*Information shown*:
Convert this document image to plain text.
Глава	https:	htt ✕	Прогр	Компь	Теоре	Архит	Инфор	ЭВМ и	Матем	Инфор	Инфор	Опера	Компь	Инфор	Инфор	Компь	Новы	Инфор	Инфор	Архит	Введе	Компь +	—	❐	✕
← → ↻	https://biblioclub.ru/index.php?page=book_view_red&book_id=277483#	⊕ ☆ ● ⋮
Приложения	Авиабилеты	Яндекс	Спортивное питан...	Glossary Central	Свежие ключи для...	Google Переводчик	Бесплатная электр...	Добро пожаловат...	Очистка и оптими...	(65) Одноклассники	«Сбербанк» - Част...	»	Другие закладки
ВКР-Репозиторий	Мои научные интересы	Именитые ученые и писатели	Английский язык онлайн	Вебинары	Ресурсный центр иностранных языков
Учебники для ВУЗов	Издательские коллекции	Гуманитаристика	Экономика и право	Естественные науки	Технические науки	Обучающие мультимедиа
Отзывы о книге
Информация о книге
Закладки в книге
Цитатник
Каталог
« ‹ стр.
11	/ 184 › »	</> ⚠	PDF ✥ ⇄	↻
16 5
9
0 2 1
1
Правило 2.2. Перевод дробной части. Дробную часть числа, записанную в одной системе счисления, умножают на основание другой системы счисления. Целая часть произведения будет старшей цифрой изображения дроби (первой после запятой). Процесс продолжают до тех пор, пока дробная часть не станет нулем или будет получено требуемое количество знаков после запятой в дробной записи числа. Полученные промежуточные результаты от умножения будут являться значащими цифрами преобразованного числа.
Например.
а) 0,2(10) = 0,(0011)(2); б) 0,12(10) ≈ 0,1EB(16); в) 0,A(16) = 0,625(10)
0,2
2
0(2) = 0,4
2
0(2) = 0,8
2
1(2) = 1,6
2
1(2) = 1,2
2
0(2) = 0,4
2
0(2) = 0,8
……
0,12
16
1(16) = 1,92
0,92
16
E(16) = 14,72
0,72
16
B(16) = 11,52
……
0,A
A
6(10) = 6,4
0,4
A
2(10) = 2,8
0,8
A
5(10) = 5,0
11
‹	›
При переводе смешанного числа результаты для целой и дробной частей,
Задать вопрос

*What you should do*: Report the number of lines holding the string "результаты", without any other words.

*Output for this task*: 2